=== REQUIREMENT ===
Lay out every line of the rows below as a Markdown table with two columns, Number and Line, and skip any blank lines.
>>>
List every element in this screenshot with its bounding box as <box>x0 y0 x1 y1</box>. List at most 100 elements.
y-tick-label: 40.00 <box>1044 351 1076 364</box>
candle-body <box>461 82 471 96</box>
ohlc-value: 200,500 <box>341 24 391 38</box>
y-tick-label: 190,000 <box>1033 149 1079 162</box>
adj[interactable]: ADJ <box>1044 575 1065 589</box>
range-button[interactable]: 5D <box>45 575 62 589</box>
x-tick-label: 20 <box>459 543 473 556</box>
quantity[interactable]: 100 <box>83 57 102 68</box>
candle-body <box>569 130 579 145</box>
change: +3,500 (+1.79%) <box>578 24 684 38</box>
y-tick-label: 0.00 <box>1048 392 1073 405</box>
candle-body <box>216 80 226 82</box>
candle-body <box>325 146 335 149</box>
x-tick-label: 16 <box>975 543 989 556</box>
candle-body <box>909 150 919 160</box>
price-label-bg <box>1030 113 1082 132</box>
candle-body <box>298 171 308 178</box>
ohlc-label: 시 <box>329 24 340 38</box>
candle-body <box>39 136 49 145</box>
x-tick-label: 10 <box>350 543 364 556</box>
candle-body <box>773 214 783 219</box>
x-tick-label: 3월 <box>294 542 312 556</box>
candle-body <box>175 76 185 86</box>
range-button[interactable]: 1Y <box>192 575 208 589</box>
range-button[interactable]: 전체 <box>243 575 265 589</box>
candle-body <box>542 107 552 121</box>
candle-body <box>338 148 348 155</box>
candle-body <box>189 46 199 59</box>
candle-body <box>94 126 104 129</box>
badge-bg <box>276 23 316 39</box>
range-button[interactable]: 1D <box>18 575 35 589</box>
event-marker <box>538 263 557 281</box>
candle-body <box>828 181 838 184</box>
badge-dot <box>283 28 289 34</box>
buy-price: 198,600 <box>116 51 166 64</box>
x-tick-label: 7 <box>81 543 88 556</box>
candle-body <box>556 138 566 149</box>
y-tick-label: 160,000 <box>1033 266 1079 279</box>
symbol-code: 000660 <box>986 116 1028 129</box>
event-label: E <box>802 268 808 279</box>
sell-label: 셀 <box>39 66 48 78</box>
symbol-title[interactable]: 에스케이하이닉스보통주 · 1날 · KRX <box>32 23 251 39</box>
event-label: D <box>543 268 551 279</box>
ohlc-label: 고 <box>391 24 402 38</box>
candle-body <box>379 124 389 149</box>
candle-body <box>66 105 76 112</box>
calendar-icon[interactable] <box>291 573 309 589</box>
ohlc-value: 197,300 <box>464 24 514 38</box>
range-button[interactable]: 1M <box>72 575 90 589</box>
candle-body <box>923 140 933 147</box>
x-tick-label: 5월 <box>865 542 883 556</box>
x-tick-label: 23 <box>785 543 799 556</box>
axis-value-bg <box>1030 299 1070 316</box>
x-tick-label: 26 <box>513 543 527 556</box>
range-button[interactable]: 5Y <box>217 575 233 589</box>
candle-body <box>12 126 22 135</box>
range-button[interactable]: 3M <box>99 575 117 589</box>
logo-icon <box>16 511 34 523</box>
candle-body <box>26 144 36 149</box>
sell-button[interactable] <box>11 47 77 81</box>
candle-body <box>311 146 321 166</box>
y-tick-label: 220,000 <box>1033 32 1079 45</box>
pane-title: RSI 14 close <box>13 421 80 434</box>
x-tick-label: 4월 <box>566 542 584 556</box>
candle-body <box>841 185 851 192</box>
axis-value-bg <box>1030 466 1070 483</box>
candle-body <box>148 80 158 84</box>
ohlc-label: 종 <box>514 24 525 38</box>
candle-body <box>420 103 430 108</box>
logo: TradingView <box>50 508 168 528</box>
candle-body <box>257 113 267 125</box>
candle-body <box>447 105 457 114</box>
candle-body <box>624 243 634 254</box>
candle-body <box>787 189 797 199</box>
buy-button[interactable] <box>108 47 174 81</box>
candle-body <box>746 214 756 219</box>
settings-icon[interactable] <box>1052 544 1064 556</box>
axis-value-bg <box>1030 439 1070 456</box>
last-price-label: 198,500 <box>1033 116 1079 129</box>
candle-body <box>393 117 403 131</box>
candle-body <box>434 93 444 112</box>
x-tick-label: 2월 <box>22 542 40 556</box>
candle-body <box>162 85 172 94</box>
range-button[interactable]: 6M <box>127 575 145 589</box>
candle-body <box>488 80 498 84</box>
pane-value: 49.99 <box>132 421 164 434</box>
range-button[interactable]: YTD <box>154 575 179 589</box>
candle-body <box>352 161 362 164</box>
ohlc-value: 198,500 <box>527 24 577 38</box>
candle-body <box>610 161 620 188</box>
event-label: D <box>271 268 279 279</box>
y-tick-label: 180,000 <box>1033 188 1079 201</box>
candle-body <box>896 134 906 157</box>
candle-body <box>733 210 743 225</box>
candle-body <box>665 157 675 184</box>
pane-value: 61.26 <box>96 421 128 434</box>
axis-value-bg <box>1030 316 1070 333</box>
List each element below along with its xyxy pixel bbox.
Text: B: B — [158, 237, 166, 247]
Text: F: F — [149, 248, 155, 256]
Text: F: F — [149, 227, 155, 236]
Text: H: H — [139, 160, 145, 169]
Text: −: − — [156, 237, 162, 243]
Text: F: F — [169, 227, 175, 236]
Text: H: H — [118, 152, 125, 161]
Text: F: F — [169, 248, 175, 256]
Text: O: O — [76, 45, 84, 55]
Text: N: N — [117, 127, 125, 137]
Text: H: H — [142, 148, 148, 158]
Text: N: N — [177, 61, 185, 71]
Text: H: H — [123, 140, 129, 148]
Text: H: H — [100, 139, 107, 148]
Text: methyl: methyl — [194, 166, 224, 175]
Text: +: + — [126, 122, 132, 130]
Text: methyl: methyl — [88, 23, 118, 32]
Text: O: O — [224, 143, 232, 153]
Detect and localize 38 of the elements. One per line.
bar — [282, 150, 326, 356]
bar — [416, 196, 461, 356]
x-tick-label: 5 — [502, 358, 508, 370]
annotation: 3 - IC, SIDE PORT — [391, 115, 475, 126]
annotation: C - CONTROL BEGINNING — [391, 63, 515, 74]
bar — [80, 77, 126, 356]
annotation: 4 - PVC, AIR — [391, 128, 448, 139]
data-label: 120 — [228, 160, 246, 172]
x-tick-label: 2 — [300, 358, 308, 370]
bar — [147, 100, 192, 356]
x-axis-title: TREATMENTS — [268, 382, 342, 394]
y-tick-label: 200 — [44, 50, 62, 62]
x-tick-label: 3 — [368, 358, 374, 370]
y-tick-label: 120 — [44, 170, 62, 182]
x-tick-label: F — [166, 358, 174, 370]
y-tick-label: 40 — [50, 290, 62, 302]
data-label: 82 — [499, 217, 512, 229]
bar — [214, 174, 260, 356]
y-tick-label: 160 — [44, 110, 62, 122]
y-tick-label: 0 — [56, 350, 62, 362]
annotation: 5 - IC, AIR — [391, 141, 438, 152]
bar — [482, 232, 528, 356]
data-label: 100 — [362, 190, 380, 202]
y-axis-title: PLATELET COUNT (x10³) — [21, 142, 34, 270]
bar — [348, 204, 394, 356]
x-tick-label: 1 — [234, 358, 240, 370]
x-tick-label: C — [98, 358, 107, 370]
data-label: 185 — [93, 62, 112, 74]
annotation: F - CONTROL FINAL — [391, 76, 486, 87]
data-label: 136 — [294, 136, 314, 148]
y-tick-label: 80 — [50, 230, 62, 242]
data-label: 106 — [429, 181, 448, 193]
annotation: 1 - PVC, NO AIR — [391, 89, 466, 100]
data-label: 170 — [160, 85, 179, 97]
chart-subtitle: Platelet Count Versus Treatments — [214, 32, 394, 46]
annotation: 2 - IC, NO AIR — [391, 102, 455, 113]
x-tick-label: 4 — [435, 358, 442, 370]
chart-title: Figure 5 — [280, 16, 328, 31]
<<<
=== FINAL RESULT ===
| Number | Line |
|---|---|
| 1 | List every element in this screenshot with its bounding box as <box>x0 y0 x1 y1</box>. List at most 100 elements. |
| 2 | y-tick-label: 40.00 <box>1044 351 1076 364</box> |
| 3 | candle-body <box>461 82 471 96</box> |
| 4 | ohlc-value: 200,500 <box>341 24 391 38</box> |
| 5 | y-tick-label: 190,000 <box>1033 149 1079 162</box> |
| 6 | adj[interactable]: ADJ <box>1044 575 1065 589</box> |
| 7 | range-button[interactable]: 5D <box>45 575 62 589</box> |
| 8 | x-tick-label: 20 <box>459 543 473 556</box> |
| 9 | quantity[interactable]: 100 <box>83 57 102 68</box> |
| 10 | candle-body <box>569 130 579 145</box> |
| 11 | change: +3,500 (+1.79%) <box>578 24 684 38</box> |
| 12 | y-tick-label: 0.00 <box>1048 392 1073 405</box> |
| 13 | candle-body <box>216 80 226 82</box> |
| 14 | candle-body <box>325 146 335 149</box> |
| 15 | x-tick-label: 16 <box>975 543 989 556</box> |
| 16 | candle-body <box>909 150 919 160</box> |
| 17 | price-label-bg <box>1030 113 1082 132</box> |
| 18 | candle-body <box>298 171 308 178</box> |
| 19 | ohlc-label: 시 <box>329 24 340 38</box> |
| 20 | candle-body <box>39 136 49 145</box> |
| 21 | x-tick-label: 10 <box>350 543 364 556</box> |
| 22 | candle-body <box>773 214 783 219</box> |
| 23 | x-tick-label: 3월 <box>294 542 312 556</box> |
| 24 | candle-body <box>175 76 185 86</box> |
| 25 | range-button[interactable]: 1Y <box>192 575 208 589</box> |
| 26 | range-button[interactable]: 전체 <box>243 575 265 589</box> |
| 27 | candle-body <box>542 107 552 121</box> |
| 28 | candle-body <box>338 148 348 155</box> |
| 29 | candle-body <box>189 46 199 59</box> |
| 30 | candle-body <box>94 126 104 129</box> |
| 31 | badge-bg <box>276 23 316 39</box> |
| 32 | range-button[interactable]: 1D <box>18 575 35 589</box> |
| 33 | event-marker <box>538 263 557 281</box> |
| 34 | candle-body <box>828 181 838 184</box> |
| 35 | badge-dot <box>283 28 289 34</box> |
| 36 | buy-price: 198,600 <box>116 51 166 64</box> |
| 37 | x-tick-label: 7 <box>81 543 88 556</box> |
| 38 | candle-body <box>556 138 566 149</box> |
| 39 | y-tick-label: 160,000 <box>1033 266 1079 279</box> |
| 40 | symbol-code: 000660 <box>986 116 1028 129</box> |
| 41 | event-label: E <box>802 268 808 279</box> |
| 42 | sell-label: 셀 <box>39 66 48 78</box> |
| 43 | symbol-title[interactable]: 에스케이하이닉스보통주 · 1날 · KRX <box>32 23 251 39</box> |
| 44 | event-label: D <box>543 268 551 279</box> |
| 45 | ohlc-label: 고 <box>391 24 402 38</box> |
| 46 | candle-body <box>379 124 389 149</box> |
| 47 | candle-body <box>66 105 76 112</box> |
| 48 | calendar-icon[interactable] <box>291 573 309 589</box> |
| 49 | ohlc-value: 197,300 <box>464 24 514 38</box> |
| 50 | range-button[interactable]: 1M <box>72 575 90 589</box> |
| 51 | candle-body <box>923 140 933 147</box> |
| 52 | x-tick-label: 5월 <box>865 542 883 556</box> |
| 53 | x-tick-label: 23 <box>785 543 799 556</box> |
| 54 | axis-value-bg <box>1030 299 1070 316</box> |
| 55 | x-tick-label: 26 <box>513 543 527 556</box> |
| 56 | range-button[interactable]: 5Y <box>217 575 233 589</box> |
| 57 | candle-body <box>12 126 22 135</box> |
| 58 | range-button[interactable]: 3M <box>99 575 117 589</box> |
| 59 | logo-icon <box>16 511 34 523</box> |
| 60 | candle-body <box>26 144 36 149</box> |
| 61 | sell-button[interactable] <box>11 47 77 81</box> |
| 62 | candle-body <box>311 146 321 166</box> |
| 63 | y-tick-label: 220,000 <box>1033 32 1079 45</box> |
| 64 | pane-title: RSI 14 close <box>13 421 80 434</box> |
| 65 | x-tick-label: 4월 <box>566 542 584 556</box> |
| 66 | candle-body <box>841 185 851 192</box> |
| 67 | axis-value-bg <box>1030 466 1070 483</box> |
| 68 | candle-body <box>148 80 158 84</box> |
| 69 | ohlc-label: 종 <box>514 24 525 38</box> |
| 70 | candle-body <box>420 103 430 108</box> |
| 71 | logo: TradingView <box>50 508 168 528</box> |
| 72 | candle-body <box>257 113 267 125</box> |
| 73 | candle-body <box>447 105 457 114</box> |
| 74 | candle-body <box>624 243 634 254</box> |
| 75 | candle-body <box>787 189 797 199</box> |
| 76 | buy-button[interactable] <box>108 47 174 81</box> |
| 77 | candle-body <box>746 214 756 219</box> |
| 78 | settings-icon[interactable] <box>1052 544 1064 556</box> |
| 79 | axis-value-bg <box>1030 439 1070 456</box> |
| 80 | last-price-label: 198,500 <box>1033 116 1079 129</box> |
| 81 | candle-body <box>393 117 403 131</box> |
| 82 | candle-body <box>434 93 444 112</box> |
| 83 | x-tick-label: 2월 <box>22 542 40 556</box> |
| 84 | candle-body <box>162 85 172 94</box> |
| 85 | range-button[interactable]: 6M <box>127 575 145 589</box> |
| 86 | candle-body <box>488 80 498 84</box> |
| 87 | pane-value: 49.99 <box>132 421 164 434</box> |
| 88 | range-button[interactable]: YTD <box>154 575 179 589</box> |
| 89 | candle-body <box>352 161 362 164</box> |
| 90 | ohlc-value: 198,500 <box>527 24 577 38</box> |
| 91 | candle-body <box>610 161 620 188</box> |
| 92 | event-label: D <box>271 268 279 279</box> |
| 93 | y-tick-label: 180,000 <box>1033 188 1079 201</box> |
| 94 | candle-body <box>896 134 906 157</box> |
| 95 | candle-body <box>733 210 743 225</box> |
| 96 | candle-body <box>665 157 675 184</box> |
| 97 | pane-value: 61.26 <box>96 421 128 434</box> |
| 98 | axis-value-bg <box>1030 316 1070 333</box> |
| 99 | List each element below along with its xyxy pixel bbox. |
| 100 | Text: B: B — [158, 237, 166, 247] |
| 101 | Text: F: F — [149, 248, 155, 256] |
| 102 | Text: F: F — [149, 227, 155, 236] |
| 103 | Text: H: H — [139, 160, 145, 169] |
| 104 | Text: −: − — [156, 237, 162, 243] |
| 105 | Text: F: F — [169, 227, 175, 236] |
| 106 | Text: H: H — [118, 152, 125, 161] |
| 107 | Text: F: F — [169, 248, 175, 256] |
| 108 | Text: O: O — [76, 45, 84, 55] |
| 109 | Text: N: N — [117, 127, 125, 137] |
| 110 | Text: H: H — [142, 148, 148, 158] |
| 111 | Text: N: N — [177, 61, 185, 71] |
| 112 | Text: H: H — [123, 140, 129, 148] |
| 113 | Text: H: H — [100, 139, 107, 148] |
| 114 | Text: methyl: methyl — [194, 166, 224, 175] |
| 115 | Text: +: + — [126, 122, 132, 130] |
| 116 | Text: methyl: methyl — [88, 23, 118, 32] |
| 117 | Text: O: O — [224, 143, 232, 153] |
| 118 | Detect and localize 38 of the elements. One per line. |
| 119 | bar — [282, 150, 326, 356] |
| 120 | bar — [416, 196, 461, 356] |
| 121 | x-tick-label: 5 — [502, 358, 508, 370] |
| 122 | annotation: 3 - IC, SIDE PORT — [391, 115, 475, 126] |
| 123 | annotation: C - CONTROL BEGINNING — [391, 63, 515, 74] |
| 124 | bar — [80, 77, 126, 356] |
| 125 | annotation: 4 - PVC, AIR — [391, 128, 448, 139] |
| 126 | data-label: 120 — [228, 160, 246, 172] |
| 127 | x-tick-label: 2 — [300, 358, 308, 370] |
| 128 | bar — [147, 100, 192, 356] |
| 129 | x-axis-title: TREATMENTS — [268, 382, 342, 394] |
| 130 | y-tick-label: 200 — [44, 50, 62, 62] |
| 131 | x-tick-label: 3 — [368, 358, 374, 370] |
| 132 | y-tick-label: 120 — [44, 170, 62, 182] |
| 133 | x-tick-label: F — [166, 358, 174, 370] |
| 134 | y-tick-label: 40 — [50, 290, 62, 302] |
| 135 | data-label: 82 — [499, 217, 512, 229] |
| 136 | bar — [214, 174, 260, 356] |
| 137 | y-tick-label: 160 — [44, 110, 62, 122] |
| 138 | y-tick-label: 0 — [56, 350, 62, 362] |
| 139 | annotation: 5 - IC, AIR — [391, 141, 438, 152] |
| 140 | bar — [482, 232, 528, 356] |
| 141 | data-label: 100 — [362, 190, 380, 202] |
| 142 | y-axis-title: PLATELET COUNT (x10³) — [21, 142, 34, 270] |
| 143 | bar — [348, 204, 394, 356] |
| 144 | x-tick-label: 1 — [234, 358, 240, 370] |
| 145 | x-tick-label: C — [98, 358, 107, 370] |
| 146 | data-label: 185 — [93, 62, 112, 74] |
| 147 | annotation: F - CONTROL FINAL — [391, 76, 486, 87] |
| 148 | data-label: 136 — [294, 136, 314, 148] |
| 149 | y-tick-label: 80 — [50, 230, 62, 242] |
| 150 | data-label: 106 — [429, 181, 448, 193] |
| 151 | annotation: 1 - PVC, NO AIR — [391, 89, 466, 100] |
| 152 | data-label: 170 — [160, 85, 179, 97] |
| 153 | chart-subtitle: Platelet Count Versus Treatments — [214, 32, 394, 46] |
| 154 | annotation: 2 - IC, NO AIR — [391, 102, 455, 113] |
| 155 | x-tick-label: 4 — [435, 358, 442, 370] |
| 156 | chart-title: Figure 5 — [280, 16, 328, 31] |